--- start Task data ---

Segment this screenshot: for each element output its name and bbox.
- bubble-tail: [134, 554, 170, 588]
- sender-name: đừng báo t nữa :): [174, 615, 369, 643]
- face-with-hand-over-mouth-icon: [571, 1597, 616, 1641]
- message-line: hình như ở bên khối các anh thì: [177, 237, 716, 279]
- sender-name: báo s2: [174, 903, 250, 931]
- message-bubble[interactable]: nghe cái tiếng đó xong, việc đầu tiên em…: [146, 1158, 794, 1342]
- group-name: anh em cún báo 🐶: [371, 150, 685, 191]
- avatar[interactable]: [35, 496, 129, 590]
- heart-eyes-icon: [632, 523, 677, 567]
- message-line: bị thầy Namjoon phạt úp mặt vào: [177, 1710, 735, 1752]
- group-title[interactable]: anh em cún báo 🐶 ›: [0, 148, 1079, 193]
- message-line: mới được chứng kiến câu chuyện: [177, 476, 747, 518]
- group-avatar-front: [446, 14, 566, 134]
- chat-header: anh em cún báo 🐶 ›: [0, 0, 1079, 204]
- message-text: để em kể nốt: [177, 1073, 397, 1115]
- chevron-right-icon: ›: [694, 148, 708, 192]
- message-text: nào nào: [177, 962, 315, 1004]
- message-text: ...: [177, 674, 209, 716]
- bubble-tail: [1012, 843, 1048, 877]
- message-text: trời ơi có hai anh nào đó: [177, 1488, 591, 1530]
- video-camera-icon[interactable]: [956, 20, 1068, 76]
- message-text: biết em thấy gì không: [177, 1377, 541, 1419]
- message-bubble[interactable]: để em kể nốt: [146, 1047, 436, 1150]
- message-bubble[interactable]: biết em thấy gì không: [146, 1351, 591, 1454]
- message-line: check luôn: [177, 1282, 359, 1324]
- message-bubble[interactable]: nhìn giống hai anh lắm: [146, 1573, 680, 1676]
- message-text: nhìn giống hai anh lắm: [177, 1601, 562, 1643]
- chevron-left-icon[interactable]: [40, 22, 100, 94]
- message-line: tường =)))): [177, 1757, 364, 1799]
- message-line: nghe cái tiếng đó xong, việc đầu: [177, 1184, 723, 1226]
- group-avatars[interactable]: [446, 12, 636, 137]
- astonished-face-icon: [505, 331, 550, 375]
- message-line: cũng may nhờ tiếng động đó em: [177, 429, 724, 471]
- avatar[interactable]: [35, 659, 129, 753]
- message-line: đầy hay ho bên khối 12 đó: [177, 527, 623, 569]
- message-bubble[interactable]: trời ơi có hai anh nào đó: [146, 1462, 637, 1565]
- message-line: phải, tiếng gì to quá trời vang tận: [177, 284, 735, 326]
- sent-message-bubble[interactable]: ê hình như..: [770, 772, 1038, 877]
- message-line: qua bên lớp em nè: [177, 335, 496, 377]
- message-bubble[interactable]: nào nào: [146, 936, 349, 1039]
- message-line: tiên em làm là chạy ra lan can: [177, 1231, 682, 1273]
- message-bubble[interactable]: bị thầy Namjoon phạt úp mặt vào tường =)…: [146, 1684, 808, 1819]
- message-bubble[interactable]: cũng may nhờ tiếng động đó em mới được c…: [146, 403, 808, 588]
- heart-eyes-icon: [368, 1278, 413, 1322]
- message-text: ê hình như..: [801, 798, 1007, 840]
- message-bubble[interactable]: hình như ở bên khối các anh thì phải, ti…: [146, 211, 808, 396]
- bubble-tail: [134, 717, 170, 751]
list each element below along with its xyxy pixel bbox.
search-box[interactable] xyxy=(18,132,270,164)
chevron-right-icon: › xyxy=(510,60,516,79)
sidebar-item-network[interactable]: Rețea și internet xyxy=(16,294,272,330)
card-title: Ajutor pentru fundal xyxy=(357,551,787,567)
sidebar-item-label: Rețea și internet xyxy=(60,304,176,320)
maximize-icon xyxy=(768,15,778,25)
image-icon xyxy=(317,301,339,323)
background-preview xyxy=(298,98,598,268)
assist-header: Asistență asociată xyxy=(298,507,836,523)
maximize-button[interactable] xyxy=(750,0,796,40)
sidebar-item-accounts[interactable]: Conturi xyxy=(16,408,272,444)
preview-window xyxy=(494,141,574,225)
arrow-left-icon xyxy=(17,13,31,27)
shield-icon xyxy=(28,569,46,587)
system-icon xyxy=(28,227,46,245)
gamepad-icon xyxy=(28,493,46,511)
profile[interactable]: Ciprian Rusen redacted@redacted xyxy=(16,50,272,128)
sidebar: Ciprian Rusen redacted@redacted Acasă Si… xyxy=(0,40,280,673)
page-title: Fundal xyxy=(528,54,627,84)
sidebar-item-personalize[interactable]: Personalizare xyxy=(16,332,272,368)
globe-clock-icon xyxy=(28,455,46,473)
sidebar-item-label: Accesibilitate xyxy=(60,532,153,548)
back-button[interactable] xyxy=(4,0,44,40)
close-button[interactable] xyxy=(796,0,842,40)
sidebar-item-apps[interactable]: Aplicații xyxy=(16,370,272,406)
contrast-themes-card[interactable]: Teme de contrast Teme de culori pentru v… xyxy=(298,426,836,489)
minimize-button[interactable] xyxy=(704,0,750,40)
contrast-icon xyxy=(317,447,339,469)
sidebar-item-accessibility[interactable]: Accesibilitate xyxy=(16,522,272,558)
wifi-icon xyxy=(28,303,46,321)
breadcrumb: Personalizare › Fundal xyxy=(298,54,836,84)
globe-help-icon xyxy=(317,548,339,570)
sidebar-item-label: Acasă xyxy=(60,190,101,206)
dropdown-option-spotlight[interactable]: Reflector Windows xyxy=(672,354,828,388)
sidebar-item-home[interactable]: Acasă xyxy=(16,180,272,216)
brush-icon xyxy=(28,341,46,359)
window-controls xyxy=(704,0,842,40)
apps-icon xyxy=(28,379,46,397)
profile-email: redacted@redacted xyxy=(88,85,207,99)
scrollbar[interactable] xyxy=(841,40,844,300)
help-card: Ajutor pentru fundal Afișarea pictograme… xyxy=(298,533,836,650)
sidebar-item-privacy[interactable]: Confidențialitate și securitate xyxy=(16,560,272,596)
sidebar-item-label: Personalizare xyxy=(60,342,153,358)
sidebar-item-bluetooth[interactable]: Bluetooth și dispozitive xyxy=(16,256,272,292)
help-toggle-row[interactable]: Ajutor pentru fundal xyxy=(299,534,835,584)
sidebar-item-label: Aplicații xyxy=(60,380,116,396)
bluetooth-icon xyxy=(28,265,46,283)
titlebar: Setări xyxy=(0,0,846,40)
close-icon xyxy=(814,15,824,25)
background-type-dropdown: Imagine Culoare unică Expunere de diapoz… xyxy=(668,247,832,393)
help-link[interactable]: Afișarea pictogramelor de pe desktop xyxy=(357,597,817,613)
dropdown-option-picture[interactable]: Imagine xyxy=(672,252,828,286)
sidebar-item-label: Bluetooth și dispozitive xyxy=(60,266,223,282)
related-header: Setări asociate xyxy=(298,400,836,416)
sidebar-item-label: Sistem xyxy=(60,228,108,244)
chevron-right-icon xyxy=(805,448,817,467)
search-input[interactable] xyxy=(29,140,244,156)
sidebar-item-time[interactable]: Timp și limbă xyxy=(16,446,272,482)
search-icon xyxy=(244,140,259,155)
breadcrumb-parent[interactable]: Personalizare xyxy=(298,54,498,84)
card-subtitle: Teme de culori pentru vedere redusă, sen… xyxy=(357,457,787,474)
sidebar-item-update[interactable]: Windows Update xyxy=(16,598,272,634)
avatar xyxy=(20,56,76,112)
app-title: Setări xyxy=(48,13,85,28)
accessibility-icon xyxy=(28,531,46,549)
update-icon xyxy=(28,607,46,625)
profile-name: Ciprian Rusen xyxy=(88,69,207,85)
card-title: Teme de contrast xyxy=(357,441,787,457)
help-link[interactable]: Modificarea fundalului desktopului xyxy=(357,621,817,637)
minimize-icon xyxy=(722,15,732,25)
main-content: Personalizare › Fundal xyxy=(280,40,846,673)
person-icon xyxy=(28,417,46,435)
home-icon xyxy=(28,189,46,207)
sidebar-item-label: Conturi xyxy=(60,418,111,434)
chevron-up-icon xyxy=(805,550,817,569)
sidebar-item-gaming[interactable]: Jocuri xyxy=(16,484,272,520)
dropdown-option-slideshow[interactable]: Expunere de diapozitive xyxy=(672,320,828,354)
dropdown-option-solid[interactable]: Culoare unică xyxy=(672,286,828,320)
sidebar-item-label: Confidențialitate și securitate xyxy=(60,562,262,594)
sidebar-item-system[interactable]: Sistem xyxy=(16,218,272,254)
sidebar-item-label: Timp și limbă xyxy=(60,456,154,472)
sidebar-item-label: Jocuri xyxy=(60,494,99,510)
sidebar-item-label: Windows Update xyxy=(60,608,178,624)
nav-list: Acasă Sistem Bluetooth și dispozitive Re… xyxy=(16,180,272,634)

--- end Task data ---

Convert the lines into a Markdown table with the columns Row and Line, starting at the first line and stopping after the line that contains "- message-text: ...: [177, 674, 209, 716]". Number each row and leave out any blank lines.

■ **Correct response**:
| Row | Line |
|---|---|
| 1 | Segment this screenshot: for each element output its name and bbox. |
| 2 | - bubble-tail: [134, 554, 170, 588] |
| 3 | - sender-name: đừng báo t nữa :): [174, 615, 369, 643] |
| 4 | - face-with-hand-over-mouth-icon: [571, 1597, 616, 1641] |
| 5 | - message-line: hình như ở bên khối các anh thì: [177, 237, 716, 279] |
| 6 | - sender-name: báo s2: [174, 903, 250, 931] |
| 7 | - message-bubble[interactable]: nghe cái tiếng đó xong, việc đầu tiên em…: [146, 1158, 794, 1342] |
| 8 | - group-name: anh em cún báo 🐶: [371, 150, 685, 191] |
| 9 | - avatar[interactable]: [35, 496, 129, 590] |
| 10 | - heart-eyes-icon: [632, 523, 677, 567] |
| 11 | - message-line: bị thầy Namjoon phạt úp mặt vào: [177, 1710, 735, 1752] |
| 12 | - group-title[interactable]: anh em cún báo 🐶 ›: [0, 148, 1079, 193] |
| 13 | - message-line: mới được chứng kiến câu chuyện: [177, 476, 747, 518] |
| 14 | - group-avatar-front: [446, 14, 566, 134] |
| 15 | - chat-header: anh em cún báo 🐶 ›: [0, 0, 1079, 204] |
| 16 | - message-text: để em kể nốt: [177, 1073, 397, 1115] |
| 17 | - chevron-right-icon: ›: [694, 148, 708, 192] |
| 18 | - message-text: nào nào: [177, 962, 315, 1004] |
| 19 | - message-text: ...: [177, 674, 209, 716] |